===== Text section =====
NEW YORK, NY - DECEMBER 01: Jon Hamm speaks onstage at IFP's 24th Gotham Independent Film Awards at Cipriani, Wall Street on December 1, 2014 in New York City. (Photo by Theo Wargo/Getty Images for IFP)
Photo: Theo Wargo/Getty Images

Let the Oscar speculation begin! Yesterday, we got two windows into the possible minds of Academy members when a pair of New York organizations handed out their own end-of-season awards. First, the New York Film Critics Circle (which won’t hand out trophies until January) gave top honors to Boyhood and its director Richard Linklater while last night’s swanky Gotham Independent Film Awards awarded best feature to Alejandro Iñárritu’s Birdman. (There’s no Gotham Award for best director.) The Gotham Awards is always an exciting night, and we heard many good quips and learned many things. Including that Amy Schumer and Tilda Swinton are BFFs. Who knew?! It’s a beautiful thing. Here’s the best of the rest:

 The Tilda Swinton–Amy Schumer best friendship is mutual. Tilda’s speech began with “Amy. Fucking. Schumer!” Swinton discovered Schumer by streaming Inside Amy Schumer on her computer. Her favorite sketch is the one where a group of women meet in a park and start being “competitively self-deprecating. It’s absurd!”

 Swinton ended her speech plugging the one man to whom she said she owed her entire extraordinary year: “Chris Lyons, a very great dental technician. Year before last, I rang him up to commission four sets of teeth” — fangs to play a vampire in Only Lovers Left Alive, and other diverse chompers for Mason in Snowpiercer, Madame D. in The Grand Budapest Hotel, and the internet psychiatrist she played in Terry Gilliam’s The Zero Theorem. “He is great, Chris Lyons. He runs a company called Fangs FX, and I’ve got his number.”

• Another friendship we didn’t know about: Meryl Streep and Steve Carell. She had lots of nice things to say about his “restraint” when they worked together on Hope Springs: “He keeps an absolute tight hold on anything that isn’t necessary. He keeps away from anything show-off-y or indulgent. It’s a very un-actor-y trait, but it’s good taste. Because that understanding of what to reveal and what to withhold is sort of the art of acting, I think. So I’m really happy to be here tonight because I was totally unprepared for what he gave us in Foxcatcher.”

 Meryl Streep is the queen of backhanded compliments: She referred to “the monosyllabic mountain of grace that is Channing Tatum.” She seemed to like Carell’s other co-star more: “the fountain of humanity and warmth and skill that Mark Ruffalo brings to his portrayal.”
=====
• **Set task 1**
Answer these questions using the Gotham Awards article:
(a) Which film received best feature at the Gotham Independent Film Awards?
(b) What is the name of the company Chris Lyons runs?
(c) On which film did Meryl Streep and Steve Carell work together before Foxcatcher?
The article and the entries that follow it are unrelated material.
===== Available records =====
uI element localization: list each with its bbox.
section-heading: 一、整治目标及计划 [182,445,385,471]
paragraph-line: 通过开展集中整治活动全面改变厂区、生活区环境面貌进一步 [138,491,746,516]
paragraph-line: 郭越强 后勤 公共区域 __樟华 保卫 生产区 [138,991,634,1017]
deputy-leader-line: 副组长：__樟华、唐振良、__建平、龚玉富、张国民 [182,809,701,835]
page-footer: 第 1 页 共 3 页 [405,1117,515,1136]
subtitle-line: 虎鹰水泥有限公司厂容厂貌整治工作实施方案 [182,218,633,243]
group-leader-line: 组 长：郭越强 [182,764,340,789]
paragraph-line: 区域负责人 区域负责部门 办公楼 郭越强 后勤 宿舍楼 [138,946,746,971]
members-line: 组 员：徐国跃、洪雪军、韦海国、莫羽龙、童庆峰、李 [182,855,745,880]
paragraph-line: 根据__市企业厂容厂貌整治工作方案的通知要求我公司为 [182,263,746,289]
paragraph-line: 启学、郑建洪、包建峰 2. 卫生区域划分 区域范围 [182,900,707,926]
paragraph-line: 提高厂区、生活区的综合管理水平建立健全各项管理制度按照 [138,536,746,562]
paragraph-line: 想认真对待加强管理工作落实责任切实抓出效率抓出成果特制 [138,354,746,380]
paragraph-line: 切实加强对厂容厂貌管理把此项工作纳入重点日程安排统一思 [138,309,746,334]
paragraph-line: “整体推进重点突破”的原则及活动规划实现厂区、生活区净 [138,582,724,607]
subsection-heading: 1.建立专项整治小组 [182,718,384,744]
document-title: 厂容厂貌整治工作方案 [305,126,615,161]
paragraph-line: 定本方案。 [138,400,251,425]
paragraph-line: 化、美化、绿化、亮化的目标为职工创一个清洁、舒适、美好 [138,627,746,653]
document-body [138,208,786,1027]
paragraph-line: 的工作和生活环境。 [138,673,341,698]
=====
• **Set task 2**
In the entries, starting with the first entry and going on through the entry with "deputy-leader-line: 副组长：__樟华、唐振良、__建平、龚玉富、张国民 [182,809,701,835]", change "paragraph-line" to "text-line" and leave everything else unchanged. Give only those entries.

• **Result 1**
(a) Birdman
(b) Fangs FX
(c) Hope Springs

• **Result 2**
uI element localization: list each with its bbox.
section-heading: 一、整治目标及计划 [182,445,385,471]
text-line: 通过开展集中整治活动全面改变厂区、生活区环境面貌进一步 [138,491,746,516]
text-line: 郭越强 后勤 公共区域 __樟华 保卫 生产区 [138,991,634,1017]
deputy-leader-line: 副组长：__樟华、唐振良、__建平、龚玉富、张国民 [182,809,701,835]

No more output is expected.